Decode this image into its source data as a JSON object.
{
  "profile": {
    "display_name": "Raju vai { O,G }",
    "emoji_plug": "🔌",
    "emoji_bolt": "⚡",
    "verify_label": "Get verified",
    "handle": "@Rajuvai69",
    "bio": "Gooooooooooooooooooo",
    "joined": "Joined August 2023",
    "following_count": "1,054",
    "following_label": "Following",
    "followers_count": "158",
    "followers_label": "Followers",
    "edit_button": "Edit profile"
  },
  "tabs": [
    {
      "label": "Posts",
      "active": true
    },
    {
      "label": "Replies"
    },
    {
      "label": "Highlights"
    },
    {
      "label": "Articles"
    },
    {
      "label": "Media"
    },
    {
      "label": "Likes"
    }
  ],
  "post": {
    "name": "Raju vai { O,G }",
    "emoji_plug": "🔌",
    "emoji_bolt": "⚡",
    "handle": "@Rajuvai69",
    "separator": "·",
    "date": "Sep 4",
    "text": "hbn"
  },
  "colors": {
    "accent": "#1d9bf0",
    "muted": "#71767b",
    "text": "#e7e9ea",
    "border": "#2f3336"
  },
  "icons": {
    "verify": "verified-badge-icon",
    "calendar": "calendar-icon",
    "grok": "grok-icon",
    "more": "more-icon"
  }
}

- - - - -

▶ [Direction] Please output the entries above, every line exactly as it reads.

▶ [The completed task]
Decode this image into its source data as a JSON object.
{
  "profile": {
    "display_name": "Raju vai { O,G }",
    "emoji_plug": "🔌",
    "emoji_bolt": "⚡",
    "verify_label": "Get verified",
    "handle": "@Rajuvai69",
    "bio": "Gooooooooooooooooooo",
    "joined": "Joined August 2023",
    "following_count": "1,054",
    "following_label": "Following",
    "followers_count": "158",
    "followers_label": "Followers",
    "edit_button": "Edit profile"
  },
  "tabs": [
    {
      "label": "Posts",
      "active": true
    },
    {
      "label": "Replies"
    },
    {
      "label": "Highlights"
    },
    {
      "label": "Articles"
    },
    {
      "label": "Media"
    },
    {
      "label": "Likes"
    }
  ],
  "post": {
    "name": "Raju vai { O,G }",
    "emoji_plug": "🔌",
    "emoji_bolt": "⚡",
    "handle": "@Rajuvai69",
    "separator": "·",
    "date": "Sep 4",
    "text": "hbn"
  },
  "colors": {
    "accent": "#1d9bf0",
    "muted": "#71767b",
    "text": "#e7e9ea",
    "border": "#2f3336"
  },
  "icons": {
    "verify": "verified-badge-icon",
    "calendar": "calendar-icon",
    "grok": "grok-icon",
    "more": "more-icon"
  }
}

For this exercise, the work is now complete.